» **Work instruction**
Your reply should be the records below, duplicated exactly, with any picture removed.
*** Source material ***
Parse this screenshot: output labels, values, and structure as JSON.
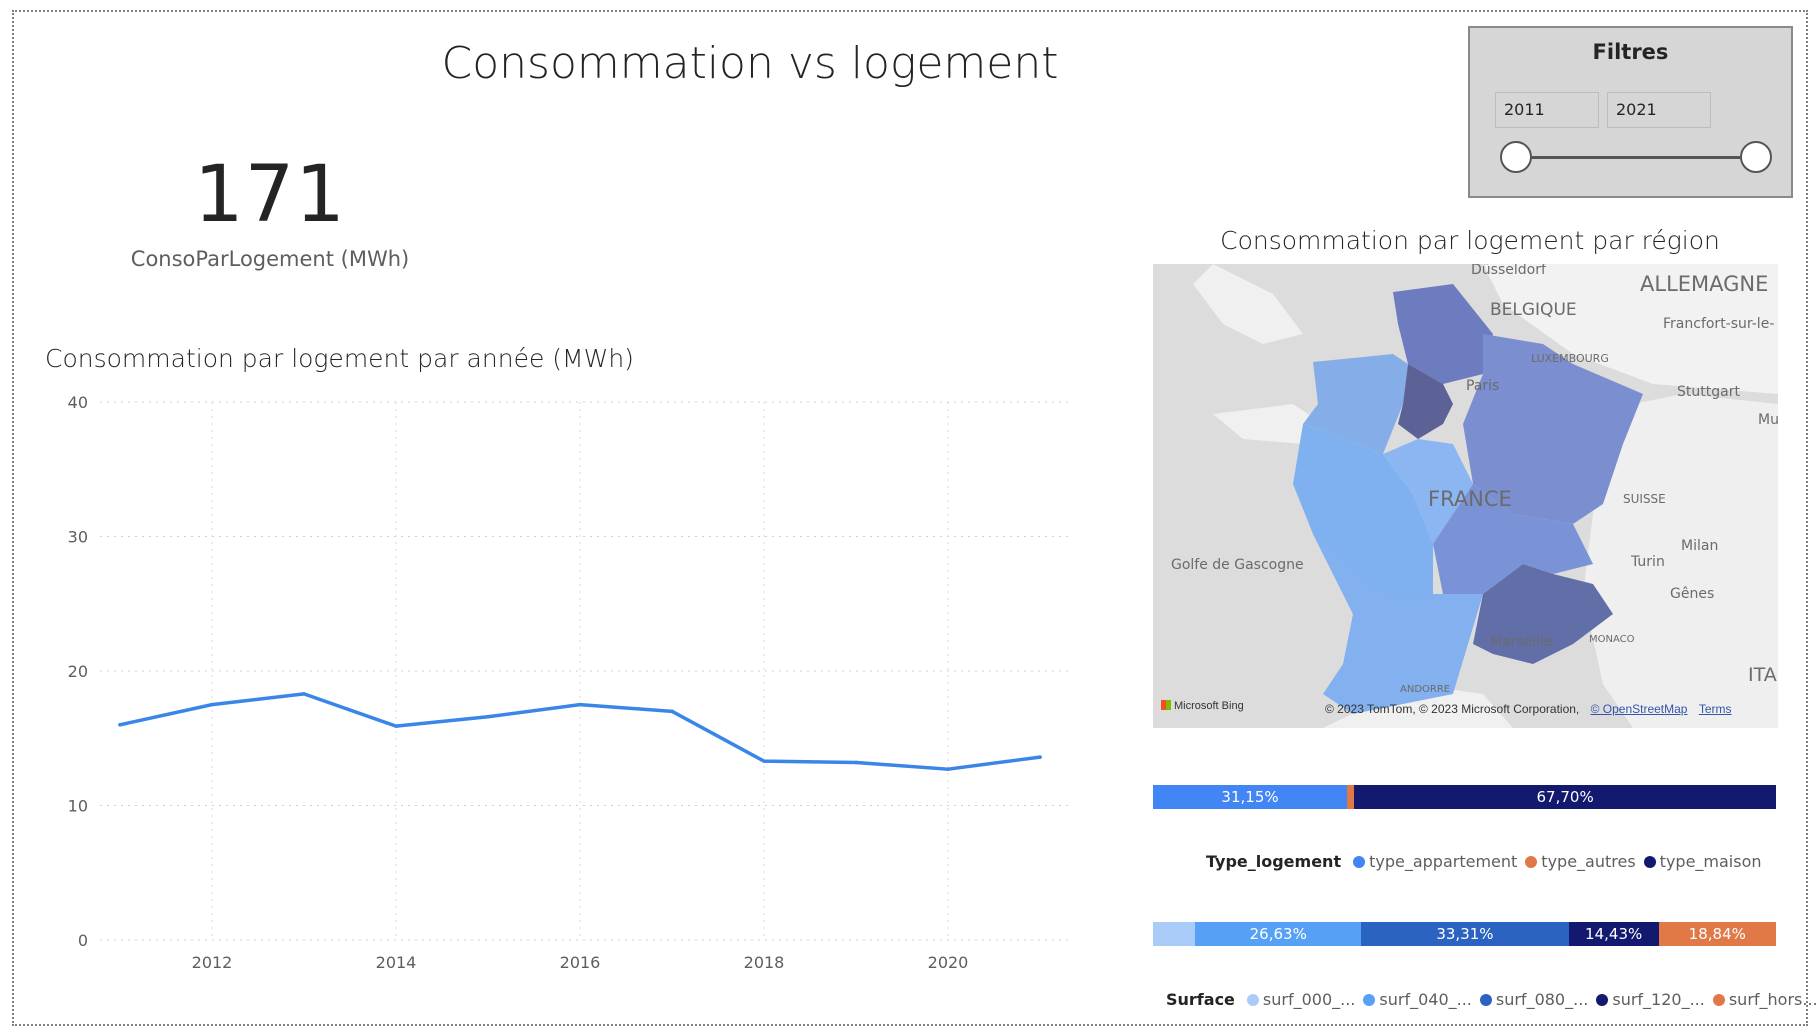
{
  "page": {
    "title": "Consommation vs logement"
  },
  "filters": {
    "title": "Filtres",
    "from": "2011",
    "to": "2021"
  },
  "kpi": {
    "value": "171",
    "label": "ConsoParLogement (MWh)"
  },
  "line_chart": {
    "title": "Consommation par logement par année (MWh)"
  },
  "map": {
    "title": "Consommation par logement par région",
    "labels": {
      "dusseldorf": "Düsseldorf",
      "allemagne": "ALLEMAGNE",
      "belgique": "BELGIQUE",
      "francfort": "Francfort-sur-le-",
      "luxembourg": "LUXEMBOURG",
      "paris": "Paris",
      "stuttgart": "Stuttgart",
      "mu": "Mu",
      "france": "FRANCE",
      "suisse": "SUISSE",
      "milan": "Milan",
      "turin": "Turin",
      "golfe": "Golfe de Gascogne",
      "genes": "Gênes",
      "marseille": "Marseille",
      "monaco": "MONACO",
      "ita": "ITA",
      "andorre": "ANDORRE"
    },
    "bing": "Microsoft Bing",
    "attribution": "© 2023 TomTom, © 2023 Microsoft Corporation,",
    "osm": "© OpenStreetMap",
    "terms": "Terms"
  },
  "type_logement": {
    "legend_title": "Type_logement",
    "items": [
      {
        "name": "type_appartement",
        "color": "#4285f4"
      },
      {
        "name": "type_autres",
        "color": "#e07848"
      },
      {
        "name": "type_maison",
        "color": "#12196f"
      }
    ],
    "bar": [
      {
        "label": "31,15%",
        "value": 31.15,
        "color": "#4285f4"
      },
      {
        "label": "",
        "value": 1.15,
        "color": "#e07848"
      },
      {
        "label": "67,70%",
        "value": 67.7,
        "color": "#12196f"
      }
    ]
  },
  "surface": {
    "legend_title": "Surface",
    "items": [
      {
        "name": "surf_000_...",
        "color": "#a9cdf8"
      },
      {
        "name": "surf_040_...",
        "color": "#56a0f5"
      },
      {
        "name": "surf_080_...",
        "color": "#2b63c2"
      },
      {
        "name": "surf_120_...",
        "color": "#12196f"
      },
      {
        "name": "surf_hors...",
        "color": "#e07848"
      }
    ],
    "bar": [
      {
        "label": "",
        "value": 6.79,
        "color": "#a9cdf8"
      },
      {
        "label": "26,63%",
        "value": 26.63,
        "color": "#56a0f5"
      },
      {
        "label": "33,31%",
        "value": 33.31,
        "color": "#2b63c2"
      },
      {
        "label": "14,43%",
        "value": 14.43,
        "color": "#12196f"
      },
      {
        "label": "18,84%",
        "value": 18.84,
        "color": "#e07848"
      }
    ]
  },
  "chart_data": {
    "type": "line",
    "title": "Consommation par logement par année (MWh)",
    "x": [
      2011,
      2012,
      2013,
      2014,
      2015,
      2016,
      2017,
      2018,
      2019,
      2020,
      2021
    ],
    "series": [
      {
        "values": [
          16.0,
          17.5,
          18.3,
          15.9,
          16.6,
          17.5,
          17.0,
          13.3,
          13.2,
          12.7,
          13.6
        ],
        "color": "#3a86e8"
      }
    ],
    "xticks": [
      2012,
      2014,
      2016,
      2018,
      2020
    ],
    "yticks": [
      0,
      10,
      20,
      30,
      40
    ],
    "xlim": [
      2011,
      2021
    ],
    "ylim": [
      0,
      40
    ],
    "grid": true
  }
}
***
» **Exercise result**
Parse this screenshot: output labels, values, and structure as JSON.
{
  "page": {
    "title": "Consommation vs logement"
  },
  "filters": {
    "title": "Filtres",
    "from": "2011",
    "to": "2021"
  },
  "kpi": {
    "value": "171",
    "label": "ConsoParLogement (MWh)"
  },
  "line_chart": {
    "title": "Consommation par logement par année (MWh)"
  },
  "map": {
    "title": "Consommation par logement par région",
    "labels": {
      "dusseldorf": "Düsseldorf",
      "allemagne": "ALLEMAGNE",
      "belgique": "BELGIQUE",
      "francfort": "Francfort-sur-le-",
      "luxembourg": "LUXEMBOURG",
      "paris": "Paris",
      "stuttgart": "Stuttgart",
      "mu": "Mu",
      "france": "FRANCE",
      "suisse": "SUISSE",
      "milan": "Milan",
      "turin": "Turin",
      "golfe": "Golfe de Gascogne",
      "genes": "Gênes",
      "marseille": "Marseille",
      "monaco": "MONACO",
      "ita": "ITA",
      "andorre": "ANDORRE"
    },
    "bing": "Microsoft Bing",
    "attribution": "© 2023 TomTom, © 2023 Microsoft Corporation,",
    "osm": "© OpenStreetMap",
    "terms": "Terms"
  },
  "type_logement": {
    "legend_title": "Type_logement",
    "items": [
      {
        "name": "type_appartement",
        "color": "#4285f4"
      },
      {
        "name": "type_autres",
        "color": "#e07848"
      },
      {
        "name": "type_maison",
        "color": "#12196f"
      }
    ],
    "bar": [
      {
        "label": "31,15%",
        "value": 31.15,
        "color": "#4285f4"
      },
      {
        "label": "",
        "value": 1.15,
        "color": "#e07848"
      },
      {
        "label": "67,70%",
        "value": 67.7,
        "color": "#12196f"
      }
    ]
  },
  "surface": {
    "legend_title": "Surface",
    "items": [
      {
        "name": "surf_000_...",
        "color": "#a9cdf8"
      },
      {
        "name": "surf_040_...",
        "color": "#56a0f5"
      },
      {
        "name": "surf_080_...",
        "color": "#2b63c2"
      },
      {
        "name": "surf_120_...",
        "color": "#12196f"
      },
      {
        "name": "surf_hors...",
        "color": "#e07848"
      }
    ],
    "bar": [
      {
        "label": "",
        "value": 6.79,
        "color": "#a9cdf8"
      },
      {
        "label": "26,63%",
        "value": 26.63,
        "color": "#56a0f5"
      },
      {
        "label": "33,31%",
        "value": 33.31,
        "color": "#2b63c2"
      },
      {
        "label": "14,43%",
        "value": 14.43,
        "color": "#12196f"
      },
      {
        "label": "18,84%",
        "value": 18.84,
        "color": "#e07848"
      }
    ]
  },
  "chart_data": {
    "type": "line",
    "title": "Consommation par logement par année (MWh)",
    "x": [
      2011,
      2012,
      2013,
      2014,
      2015,
      2016,
      2017,
      2018,
      2019,
      2020,
      2021
    ],
    "series": [
      {
        "values": [
          16.0,
          17.5,
          18.3,
          15.9,
          16.6,
          17.5,
          17.0,
          13.3,
          13.2,
          12.7,
          13.6
        ],
        "color": "#3a86e8"
      }
    ],
    "xticks": [
      2012,
      2014,
      2016,
      2018,
      2020
    ],
    "yticks": [
      0,
      10,
      20,
      30,
      40
    ],
    "xlim": [
      2011,
      2021
    ],
    "ylim": [
      0,
      40
    ],
    "grid": true
  }
}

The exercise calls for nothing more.